→ EXERCISE DESCRIPTION: Pull out every line with the word "JSON" from the entries below.

→ GIVEN ENTRIES:
----------

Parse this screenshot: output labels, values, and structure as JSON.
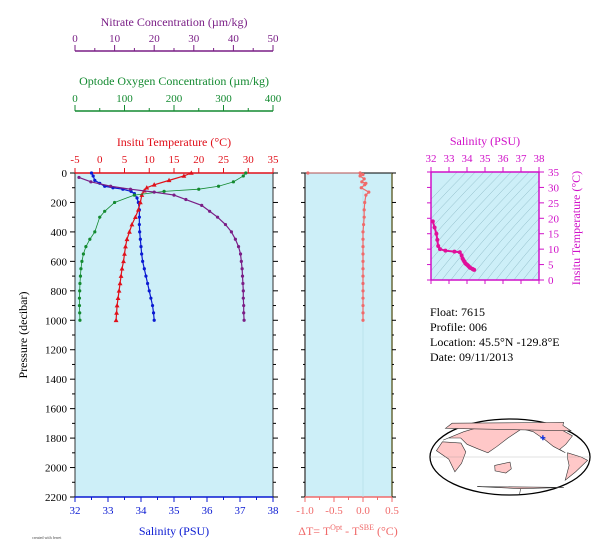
{
  "chart_data": [
    {
      "type": "line",
      "name": "profile",
      "colors": {
        "salinity": "#0a1ad2",
        "temperature": "#e0101a",
        "oxygen": "#138a30",
        "nitrate": "#7a1e86",
        "panel_bg": "#cdeff8"
      },
      "y": {
        "label": "Pressure (decibar)",
        "ylim": [
          2200,
          0
        ],
        "ticks": [
          "0",
          "200",
          "400",
          "600",
          "800",
          "1000",
          "1200",
          "1400",
          "1600",
          "1800",
          "2000",
          "2200"
        ]
      },
      "axes": {
        "salinity": {
          "label": "Salinity (PSU)",
          "range": [
            32,
            38
          ],
          "ticks": [
            "32",
            "33",
            "34",
            "35",
            "36",
            "37",
            "38"
          ]
        },
        "temperature": {
          "label": "Insitu Temperature (°C)",
          "range": [
            -5,
            35
          ],
          "ticks": [
            "-5",
            "0",
            "5",
            "10",
            "15",
            "20",
            "25",
            "30",
            "35"
          ]
        },
        "oxygen": {
          "label": "Optode Oxygen Concentration (µm/kg)",
          "range": [
            0,
            400
          ],
          "ticks": [
            "0",
            "100",
            "200",
            "300",
            "400"
          ]
        },
        "nitrate": {
          "label": "Nitrate Concentration (µm/kg)",
          "range": [
            0,
            50
          ],
          "ticks": [
            "0",
            "10",
            "20",
            "30",
            "40",
            "50"
          ]
        }
      },
      "series": [
        {
          "key": "salinity",
          "points": [
            [
              32.5,
              0
            ],
            [
              32.55,
              20
            ],
            [
              32.6,
              50
            ],
            [
              32.75,
              70
            ],
            [
              32.9,
              90
            ],
            [
              33.15,
              100
            ],
            [
              33.45,
              110
            ],
            [
              33.7,
              125
            ],
            [
              33.8,
              140
            ],
            [
              33.88,
              170
            ],
            [
              33.92,
              200
            ],
            [
              33.95,
              250
            ],
            [
              33.95,
              300
            ],
            [
              33.95,
              350
            ],
            [
              33.96,
              400
            ],
            [
              33.98,
              450
            ],
            [
              34.0,
              500
            ],
            [
              34.02,
              550
            ],
            [
              34.05,
              600
            ],
            [
              34.1,
              650
            ],
            [
              34.15,
              700
            ],
            [
              34.2,
              750
            ],
            [
              34.25,
              800
            ],
            [
              34.3,
              850
            ],
            [
              34.35,
              900
            ],
            [
              34.38,
              950
            ],
            [
              34.4,
              1000
            ]
          ]
        },
        {
          "key": "temperature",
          "points": [
            [
              18.5,
              0
            ],
            [
              17,
              20
            ],
            [
              14,
              50
            ],
            [
              11,
              80
            ],
            [
              9.5,
              100
            ],
            [
              9,
              120
            ],
            [
              8.5,
              150
            ],
            [
              8.2,
              200
            ],
            [
              7.8,
              250
            ],
            [
              7.2,
              300
            ],
            [
              6.5,
              350
            ],
            [
              6,
              400
            ],
            [
              5.5,
              450
            ],
            [
              5.2,
              500
            ],
            [
              5,
              550
            ],
            [
              4.8,
              600
            ],
            [
              4.5,
              650
            ],
            [
              4.3,
              700
            ],
            [
              4.1,
              750
            ],
            [
              3.9,
              800
            ],
            [
              3.7,
              850
            ],
            [
              3.5,
              900
            ],
            [
              3.4,
              950
            ],
            [
              3.3,
              1000
            ]
          ]
        },
        {
          "key": "oxygen",
          "points": [
            [
              345,
              0
            ],
            [
              340,
              20
            ],
            [
              320,
              60
            ],
            [
              290,
              90
            ],
            [
              250,
              110
            ],
            [
              180,
              125
            ],
            [
              120,
              150
            ],
            [
              80,
              200
            ],
            [
              60,
              260
            ],
            [
              50,
              300
            ],
            [
              40,
              400
            ],
            [
              30,
              450
            ],
            [
              22,
              500
            ],
            [
              17,
              550
            ],
            [
              14,
              600
            ],
            [
              12,
              650
            ],
            [
              11,
              700
            ],
            [
              10,
              750
            ],
            [
              9.5,
              800
            ],
            [
              9,
              850
            ],
            [
              9,
              900
            ],
            [
              9.5,
              950
            ],
            [
              10,
              1000
            ]
          ]
        },
        {
          "key": "nitrate",
          "points": [
            [
              1,
              30
            ],
            [
              4,
              60
            ],
            [
              9,
              90
            ],
            [
              14,
              110
            ],
            [
              20,
              130
            ],
            [
              25,
              150
            ],
            [
              28,
              180
            ],
            [
              32,
              220
            ],
            [
              34,
              260
            ],
            [
              36,
              300
            ],
            [
              38,
              350
            ],
            [
              39.5,
              400
            ],
            [
              40.5,
              450
            ],
            [
              41.3,
              500
            ],
            [
              41.8,
              550
            ],
            [
              42,
              600
            ],
            [
              42.2,
              650
            ],
            [
              42.3,
              700
            ],
            [
              42.4,
              750
            ],
            [
              42.5,
              800
            ],
            [
              42.5,
              850
            ],
            [
              42.6,
              900
            ],
            [
              42.6,
              950
            ],
            [
              42.7,
              1000
            ]
          ]
        }
      ]
    },
    {
      "type": "scatter",
      "name": "delta-t",
      "xlabel": "ΔT= T",
      "xlabel_sup1": "Opt",
      "xlabel_mid": " - T",
      "xlabel_sup2": "SBE",
      "xlabel_tail": " (°C)",
      "xlim": [
        -1.0,
        0.5
      ],
      "ticks": [
        "-1.0",
        "-0.5",
        "0.0",
        "0.5"
      ],
      "ylim": [
        2200,
        0
      ],
      "color": "#f06a6a",
      "points": [
        [
          -0.95,
          0
        ],
        [
          -0.05,
          0
        ],
        [
          0.0,
          10
        ],
        [
          -0.05,
          20
        ],
        [
          0.02,
          40
        ],
        [
          -0.02,
          60
        ],
        [
          0.05,
          70
        ],
        [
          0.03,
          80
        ],
        [
          -0.03,
          100
        ],
        [
          0.1,
          130
        ],
        [
          0.05,
          150
        ],
        [
          0.03,
          200
        ],
        [
          0.02,
          250
        ],
        [
          0.02,
          300
        ],
        [
          0.01,
          350
        ],
        [
          0.0,
          400
        ],
        [
          0.0,
          450
        ],
        [
          0.0,
          500
        ],
        [
          0.0,
          550
        ],
        [
          0.0,
          600
        ],
        [
          0.0,
          650
        ],
        [
          0.0,
          700
        ],
        [
          0.0,
          750
        ],
        [
          0.0,
          800
        ],
        [
          0.0,
          850
        ],
        [
          0.0,
          900
        ],
        [
          0.0,
          950
        ],
        [
          0.0,
          1000
        ]
      ]
    },
    {
      "type": "scatter",
      "name": "ts-diagram",
      "xlabel": "Salinity (PSU)",
      "ylabel": "Insitu Temperature (°C)",
      "xlim": [
        32,
        38
      ],
      "ylim": [
        0,
        35
      ],
      "xticks": [
        "32",
        "33",
        "34",
        "35",
        "36",
        "37",
        "38"
      ],
      "yticks": [
        "0",
        "5",
        "10",
        "15",
        "20",
        "25",
        "30",
        "35"
      ],
      "color": "#e0109a",
      "points": [
        [
          32.1,
          19
        ],
        [
          32.2,
          17
        ],
        [
          32.3,
          15
        ],
        [
          32.35,
          13
        ],
        [
          32.4,
          11
        ],
        [
          32.5,
          10
        ],
        [
          32.8,
          9.5
        ],
        [
          33.3,
          9.2
        ],
        [
          33.6,
          9
        ],
        [
          33.7,
          8
        ],
        [
          33.75,
          7
        ],
        [
          33.8,
          6.5
        ],
        [
          33.85,
          6
        ],
        [
          33.9,
          5.5
        ],
        [
          33.95,
          5.2
        ],
        [
          34.0,
          5
        ],
        [
          34.05,
          4.7
        ],
        [
          34.1,
          4.4
        ],
        [
          34.15,
          4.1
        ],
        [
          34.2,
          3.9
        ],
        [
          34.3,
          3.6
        ],
        [
          34.35,
          3.4
        ],
        [
          34.4,
          3.3
        ]
      ]
    }
  ],
  "info": {
    "float": "Float:  7615",
    "profile": "Profile:  006",
    "location": "Location:  45.5°N  -129.8°E",
    "date": "Date:  09/11/2013"
  },
  "map": {
    "marker_lat": 45.5,
    "marker_lon": -129.8,
    "marker_color": "#1030e0",
    "land_color": "#ffc8c8"
  },
  "footer": {
    "tiny": "created with ferret"
  }
}
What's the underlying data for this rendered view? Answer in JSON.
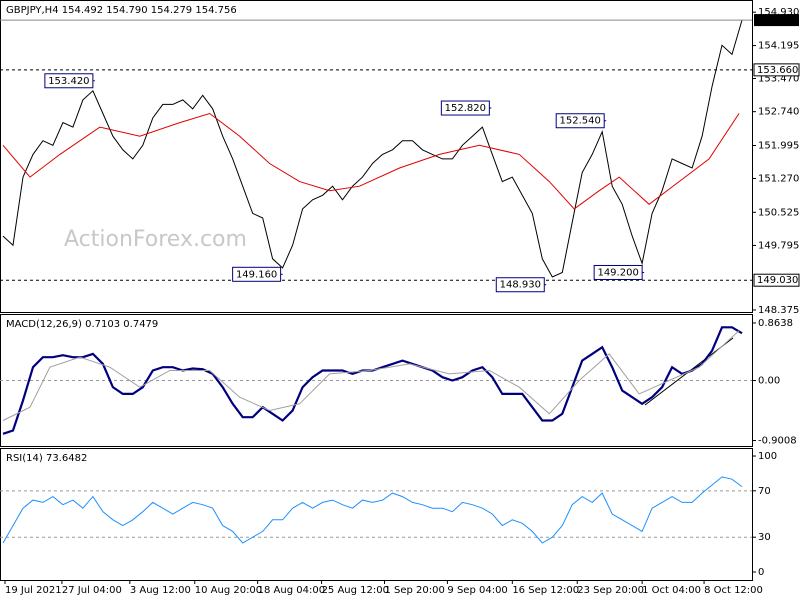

----------

→ WORKED ANSWER:
Parse this screenshot: output labels, values, and structure as JSON.
What's the underlying data for this rendered view? Answer in JSON.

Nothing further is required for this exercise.